Recorded data
+++++
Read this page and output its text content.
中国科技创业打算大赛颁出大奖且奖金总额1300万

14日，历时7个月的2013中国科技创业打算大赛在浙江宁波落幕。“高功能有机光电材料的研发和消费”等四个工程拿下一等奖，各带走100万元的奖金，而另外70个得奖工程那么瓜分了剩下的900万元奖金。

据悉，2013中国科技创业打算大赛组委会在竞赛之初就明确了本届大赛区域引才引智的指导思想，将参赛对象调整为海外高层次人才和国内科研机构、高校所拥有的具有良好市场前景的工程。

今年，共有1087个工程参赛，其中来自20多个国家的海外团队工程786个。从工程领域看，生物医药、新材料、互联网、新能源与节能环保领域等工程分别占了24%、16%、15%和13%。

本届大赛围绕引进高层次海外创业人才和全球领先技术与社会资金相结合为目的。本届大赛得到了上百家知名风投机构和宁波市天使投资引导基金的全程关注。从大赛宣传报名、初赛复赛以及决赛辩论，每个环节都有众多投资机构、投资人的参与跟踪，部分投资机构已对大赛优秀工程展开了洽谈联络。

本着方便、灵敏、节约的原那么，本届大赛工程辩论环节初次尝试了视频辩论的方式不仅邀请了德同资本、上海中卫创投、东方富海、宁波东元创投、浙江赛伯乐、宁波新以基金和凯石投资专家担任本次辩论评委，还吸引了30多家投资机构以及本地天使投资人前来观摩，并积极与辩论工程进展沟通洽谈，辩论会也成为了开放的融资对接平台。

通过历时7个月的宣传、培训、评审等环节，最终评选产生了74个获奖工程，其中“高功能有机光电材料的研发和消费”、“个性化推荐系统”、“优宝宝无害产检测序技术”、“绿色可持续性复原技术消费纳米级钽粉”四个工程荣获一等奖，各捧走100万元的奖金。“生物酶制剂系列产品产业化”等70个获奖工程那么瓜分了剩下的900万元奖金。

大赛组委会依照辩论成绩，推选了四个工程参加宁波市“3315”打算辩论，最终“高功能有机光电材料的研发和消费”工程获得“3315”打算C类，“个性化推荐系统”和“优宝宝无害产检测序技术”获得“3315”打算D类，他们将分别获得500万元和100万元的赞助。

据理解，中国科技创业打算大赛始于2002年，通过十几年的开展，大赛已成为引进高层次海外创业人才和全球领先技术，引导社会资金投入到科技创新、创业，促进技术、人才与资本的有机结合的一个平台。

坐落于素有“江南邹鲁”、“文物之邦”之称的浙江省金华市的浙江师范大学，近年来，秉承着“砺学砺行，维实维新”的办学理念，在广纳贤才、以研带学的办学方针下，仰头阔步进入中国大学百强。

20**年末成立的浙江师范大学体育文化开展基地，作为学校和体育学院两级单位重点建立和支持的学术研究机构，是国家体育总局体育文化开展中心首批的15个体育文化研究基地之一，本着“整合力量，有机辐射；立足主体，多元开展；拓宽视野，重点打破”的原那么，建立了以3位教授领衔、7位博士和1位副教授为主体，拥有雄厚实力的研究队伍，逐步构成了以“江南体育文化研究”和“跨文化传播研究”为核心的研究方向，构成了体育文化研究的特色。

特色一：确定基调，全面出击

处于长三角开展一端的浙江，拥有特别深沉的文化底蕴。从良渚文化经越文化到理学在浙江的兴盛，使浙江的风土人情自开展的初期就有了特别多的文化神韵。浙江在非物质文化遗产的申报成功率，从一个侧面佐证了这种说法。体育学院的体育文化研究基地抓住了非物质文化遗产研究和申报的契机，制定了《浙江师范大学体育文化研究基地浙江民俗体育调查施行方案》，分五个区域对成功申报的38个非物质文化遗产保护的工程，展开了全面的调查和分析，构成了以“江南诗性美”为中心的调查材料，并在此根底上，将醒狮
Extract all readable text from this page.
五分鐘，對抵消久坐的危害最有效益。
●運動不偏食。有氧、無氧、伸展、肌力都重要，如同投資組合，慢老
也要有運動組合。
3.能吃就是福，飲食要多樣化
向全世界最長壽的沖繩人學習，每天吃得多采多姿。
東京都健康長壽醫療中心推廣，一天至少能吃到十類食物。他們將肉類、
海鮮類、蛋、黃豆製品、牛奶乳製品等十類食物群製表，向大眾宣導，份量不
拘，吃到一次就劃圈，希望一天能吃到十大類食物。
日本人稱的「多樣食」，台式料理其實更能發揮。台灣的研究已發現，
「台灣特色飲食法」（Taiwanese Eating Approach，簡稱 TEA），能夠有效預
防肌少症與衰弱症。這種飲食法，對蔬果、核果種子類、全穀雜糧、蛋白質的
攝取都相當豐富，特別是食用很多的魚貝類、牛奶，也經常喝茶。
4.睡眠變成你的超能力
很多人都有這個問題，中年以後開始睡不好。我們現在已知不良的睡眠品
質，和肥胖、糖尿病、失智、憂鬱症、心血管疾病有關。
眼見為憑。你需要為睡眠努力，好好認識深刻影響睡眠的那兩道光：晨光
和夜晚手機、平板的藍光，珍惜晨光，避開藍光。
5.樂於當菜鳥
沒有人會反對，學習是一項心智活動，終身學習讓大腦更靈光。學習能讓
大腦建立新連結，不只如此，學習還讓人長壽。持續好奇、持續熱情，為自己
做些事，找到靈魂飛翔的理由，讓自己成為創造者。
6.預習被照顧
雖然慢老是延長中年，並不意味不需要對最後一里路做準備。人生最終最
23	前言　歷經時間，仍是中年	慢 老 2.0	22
+++++
Problem details:
Copy out each line that contains the word "this".

The result:
Read this page and output its text content.
Extract all readable text from this page.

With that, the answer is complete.